- Task requirements -
Note how many lines include the word "text", and give that number by itself.

Collected data entries

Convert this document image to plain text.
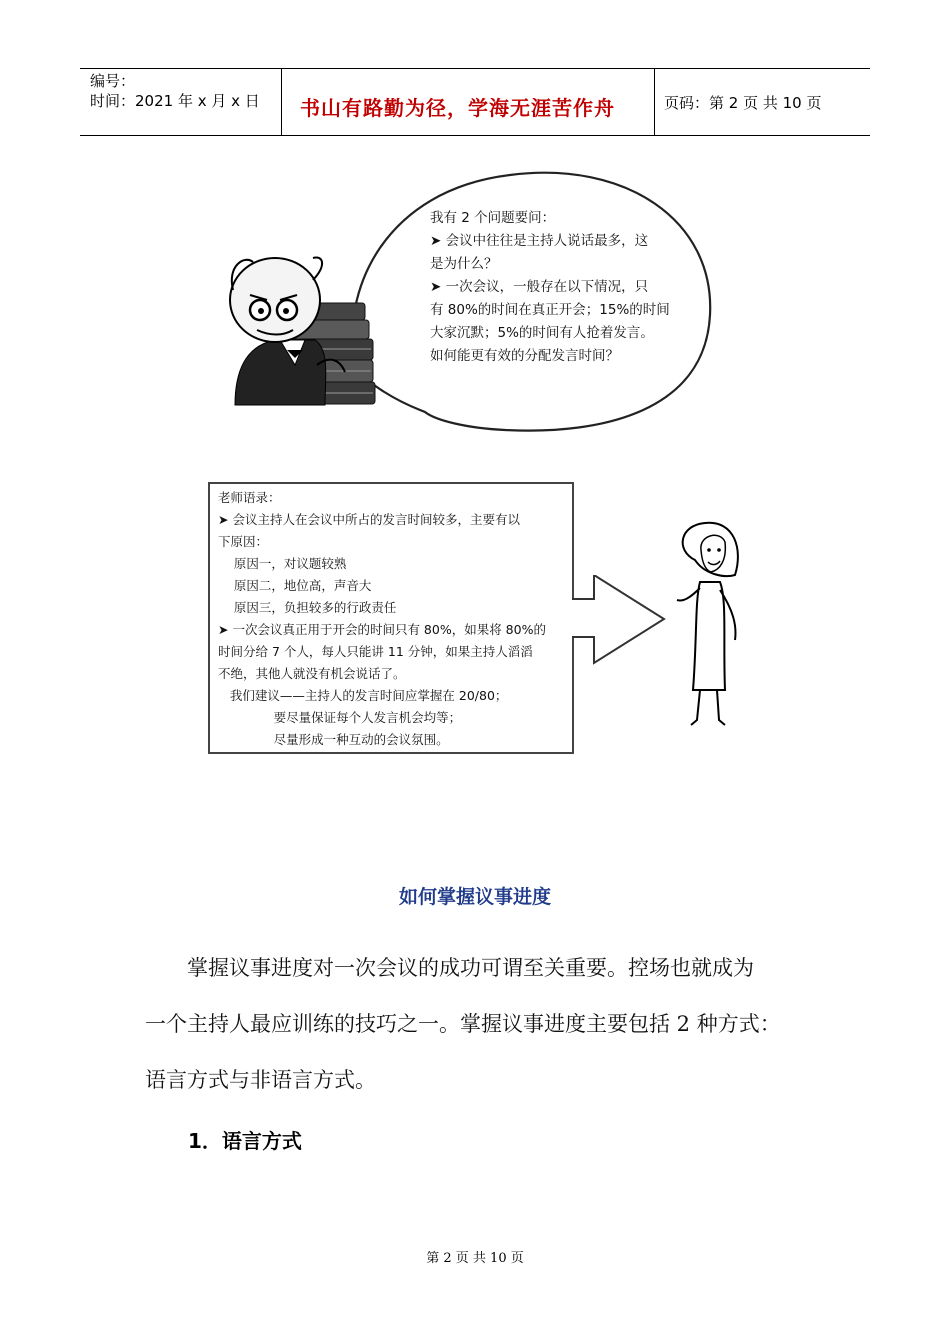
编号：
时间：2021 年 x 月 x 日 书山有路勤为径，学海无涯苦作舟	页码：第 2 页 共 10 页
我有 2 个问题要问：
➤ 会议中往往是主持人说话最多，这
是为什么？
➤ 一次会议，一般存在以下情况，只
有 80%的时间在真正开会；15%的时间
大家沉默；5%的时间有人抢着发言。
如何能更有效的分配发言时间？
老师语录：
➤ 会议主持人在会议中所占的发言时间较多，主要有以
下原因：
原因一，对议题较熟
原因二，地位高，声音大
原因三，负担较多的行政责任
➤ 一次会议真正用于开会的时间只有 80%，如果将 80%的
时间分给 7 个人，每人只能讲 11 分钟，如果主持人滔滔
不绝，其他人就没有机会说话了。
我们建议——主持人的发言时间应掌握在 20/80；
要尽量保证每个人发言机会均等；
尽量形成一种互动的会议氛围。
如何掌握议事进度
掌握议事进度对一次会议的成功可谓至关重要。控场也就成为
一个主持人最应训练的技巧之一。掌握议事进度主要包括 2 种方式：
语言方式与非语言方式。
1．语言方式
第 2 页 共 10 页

--

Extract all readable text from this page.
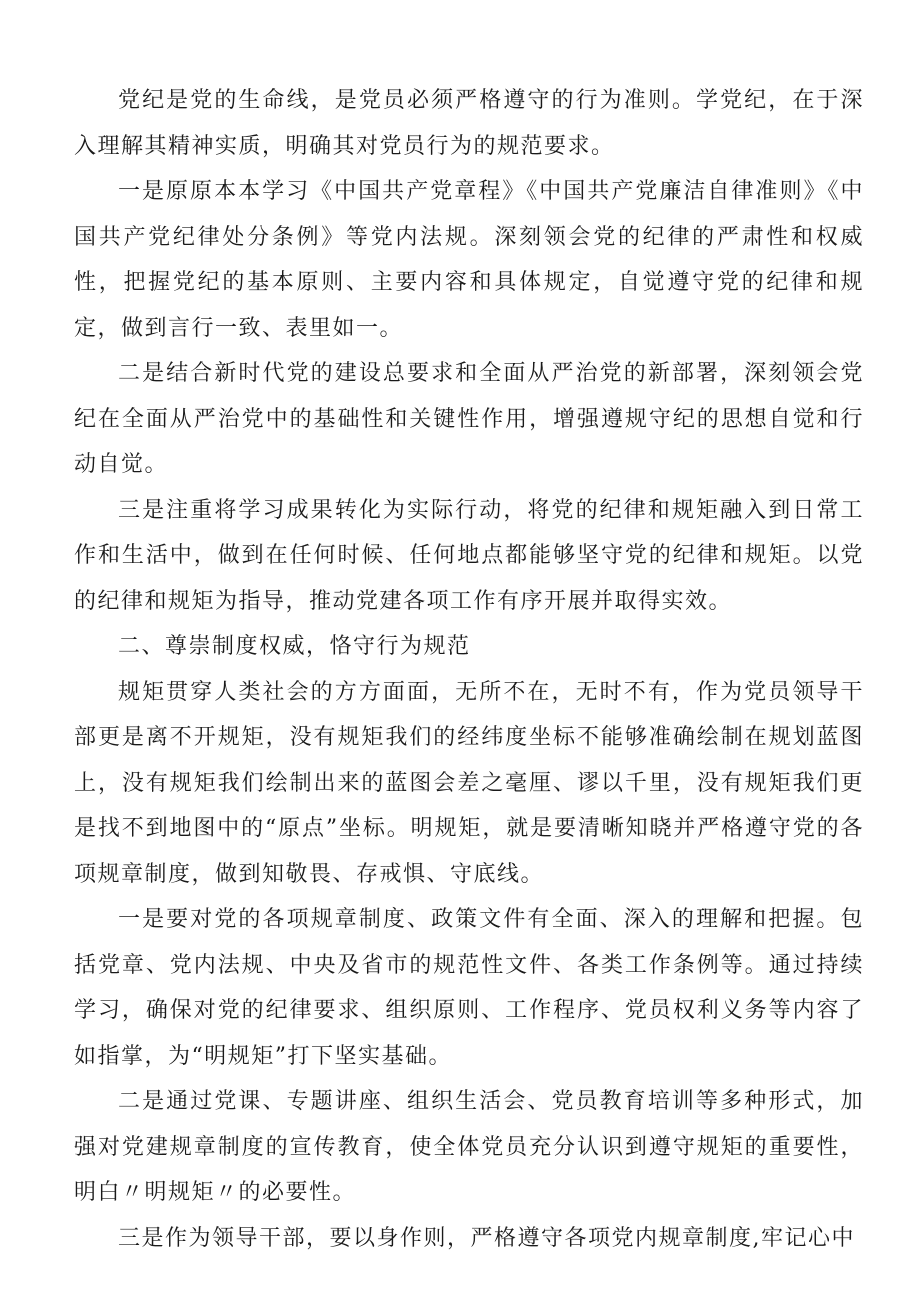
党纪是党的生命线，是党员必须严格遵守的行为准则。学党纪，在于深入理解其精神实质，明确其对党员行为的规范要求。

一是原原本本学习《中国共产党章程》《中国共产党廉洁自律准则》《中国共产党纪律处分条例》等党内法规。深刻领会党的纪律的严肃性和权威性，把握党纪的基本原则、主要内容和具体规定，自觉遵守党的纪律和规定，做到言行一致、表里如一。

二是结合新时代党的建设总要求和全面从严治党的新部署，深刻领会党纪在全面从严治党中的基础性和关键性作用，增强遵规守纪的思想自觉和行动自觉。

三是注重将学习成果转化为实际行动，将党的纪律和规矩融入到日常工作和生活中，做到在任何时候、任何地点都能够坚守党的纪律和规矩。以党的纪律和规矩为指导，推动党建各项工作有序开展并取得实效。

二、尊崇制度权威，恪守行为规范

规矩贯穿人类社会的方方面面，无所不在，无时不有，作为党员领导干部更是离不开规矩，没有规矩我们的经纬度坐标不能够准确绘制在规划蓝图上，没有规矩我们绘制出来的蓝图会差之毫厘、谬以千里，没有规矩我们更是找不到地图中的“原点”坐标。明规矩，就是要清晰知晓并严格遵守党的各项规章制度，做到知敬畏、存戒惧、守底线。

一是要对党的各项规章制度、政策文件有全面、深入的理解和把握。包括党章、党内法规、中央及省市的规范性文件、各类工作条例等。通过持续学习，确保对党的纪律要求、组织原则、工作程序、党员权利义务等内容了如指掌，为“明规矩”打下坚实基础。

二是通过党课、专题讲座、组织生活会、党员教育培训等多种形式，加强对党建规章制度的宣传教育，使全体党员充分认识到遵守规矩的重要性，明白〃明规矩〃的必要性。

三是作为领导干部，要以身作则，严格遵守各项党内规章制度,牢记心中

- Final answer -
2